- [What you need to do] Find and copy the lines in the records beneath this task that contain the word "from".

*** Extracted material Section Begins ***

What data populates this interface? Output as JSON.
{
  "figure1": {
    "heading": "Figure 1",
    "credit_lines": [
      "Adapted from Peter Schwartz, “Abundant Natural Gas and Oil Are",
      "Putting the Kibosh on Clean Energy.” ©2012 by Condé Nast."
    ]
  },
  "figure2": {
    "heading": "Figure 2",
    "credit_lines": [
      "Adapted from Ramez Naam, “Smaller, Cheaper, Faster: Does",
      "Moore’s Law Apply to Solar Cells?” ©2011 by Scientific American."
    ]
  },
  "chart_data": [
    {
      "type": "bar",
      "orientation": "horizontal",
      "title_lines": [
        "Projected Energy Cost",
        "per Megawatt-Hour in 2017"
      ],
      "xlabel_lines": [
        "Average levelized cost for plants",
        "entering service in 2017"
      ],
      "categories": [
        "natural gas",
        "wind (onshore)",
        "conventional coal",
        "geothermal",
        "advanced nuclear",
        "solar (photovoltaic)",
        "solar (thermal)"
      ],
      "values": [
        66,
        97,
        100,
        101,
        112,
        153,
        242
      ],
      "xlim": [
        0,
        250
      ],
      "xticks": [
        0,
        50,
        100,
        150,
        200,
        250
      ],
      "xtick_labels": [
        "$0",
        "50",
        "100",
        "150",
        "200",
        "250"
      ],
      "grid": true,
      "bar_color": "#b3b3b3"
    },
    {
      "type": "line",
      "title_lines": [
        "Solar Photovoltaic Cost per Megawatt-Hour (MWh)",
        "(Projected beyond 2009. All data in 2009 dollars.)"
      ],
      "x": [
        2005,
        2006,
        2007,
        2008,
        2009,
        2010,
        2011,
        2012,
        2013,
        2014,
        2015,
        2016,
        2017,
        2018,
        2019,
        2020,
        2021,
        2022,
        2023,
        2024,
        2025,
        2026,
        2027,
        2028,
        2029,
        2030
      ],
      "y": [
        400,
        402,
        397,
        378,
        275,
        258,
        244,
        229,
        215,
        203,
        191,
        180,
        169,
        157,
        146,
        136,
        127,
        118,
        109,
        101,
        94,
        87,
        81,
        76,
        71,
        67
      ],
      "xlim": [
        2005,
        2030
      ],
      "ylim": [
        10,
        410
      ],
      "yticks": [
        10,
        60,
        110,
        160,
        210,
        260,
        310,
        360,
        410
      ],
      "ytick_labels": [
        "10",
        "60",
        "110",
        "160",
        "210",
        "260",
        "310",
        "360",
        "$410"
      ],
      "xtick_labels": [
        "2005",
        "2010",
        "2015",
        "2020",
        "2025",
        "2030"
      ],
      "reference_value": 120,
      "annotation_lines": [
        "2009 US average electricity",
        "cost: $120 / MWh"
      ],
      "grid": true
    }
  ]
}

*** Extracted material Section Ends ***

- [Reply to the exercise]
      "Adapted from Peter Schwartz, “Abundant Natural Gas and Oil Are",
      "Adapted from Ramez Naam, “Smaller, Cheaper, Faster: Does",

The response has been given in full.